--- DATA FOR THIS TASK ---

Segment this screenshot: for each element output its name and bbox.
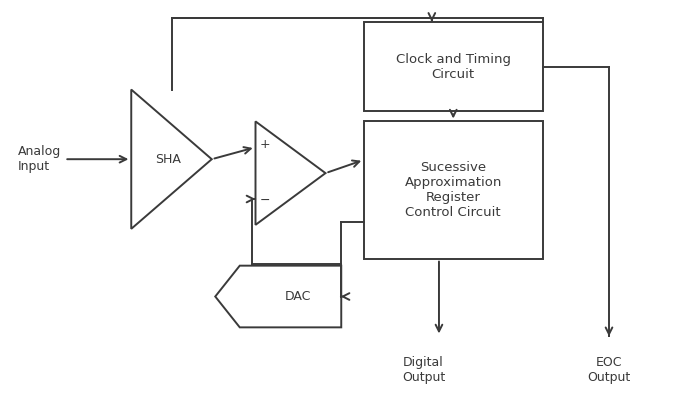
Text: Sucessive
Approximation
Register
Control Circuit: Sucessive Approximation Register Control… xyxy=(405,161,502,219)
Text: EOC
Output: EOC Output xyxy=(587,356,631,384)
Text: Digital
Output: Digital Output xyxy=(402,356,445,384)
Text: +: + xyxy=(259,139,270,151)
Text: −: − xyxy=(260,194,270,207)
Text: SHA: SHA xyxy=(155,153,181,166)
Text: Clock and Timing
Circuit: Clock and Timing Circuit xyxy=(395,53,511,81)
Bar xyxy=(364,22,542,111)
Text: Analog
Input: Analog Input xyxy=(18,145,61,173)
Bar xyxy=(364,121,542,259)
Text: DAC: DAC xyxy=(284,290,311,303)
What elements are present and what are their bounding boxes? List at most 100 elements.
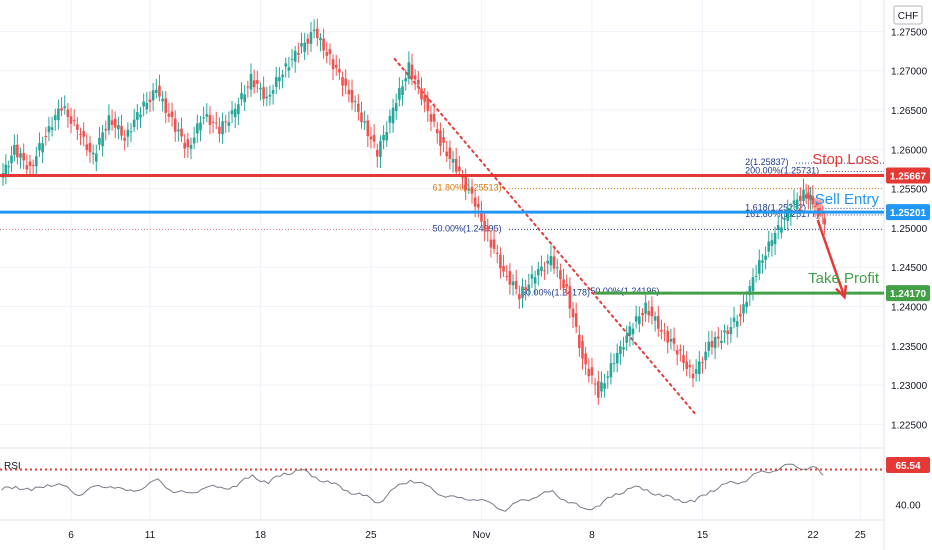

---

Rewrite every line of the data above as a numbered list, omitting blank lines and the pictures.

• **SOLVED PROBLEM**:
1. Segment this screenshot: for each element output its name and bbox.
2. Text: Sucessive
3. Approximation
4. Register
5. Control Circuit: Sucessive Approximation Register Control… xyxy=(405,161,502,219)
6. Text: EOC
7. Output: EOC Output xyxy=(587,356,631,384)
8. Text: Digital
9. Output: Digital Output xyxy=(402,356,445,384)
10. Text: +: + xyxy=(259,139,270,151)
11. Text: −: − xyxy=(260,194,270,207)
12. Text: SHA: SHA xyxy=(155,153,181,166)
13. Text: Clock and Timing
14. Circuit: Clock and Timing Circuit xyxy=(395,53,511,81)
15. Bar xyxy=(364,22,542,111)
16. Text: Analog
17. Input: Analog Input xyxy=(18,145,61,173)
18. Bar xyxy=(364,121,542,259)
19. Text: DAC: DAC xyxy=(284,290,311,303)
20. What elements are present and what are their bounding boxes? List at most 100 elements.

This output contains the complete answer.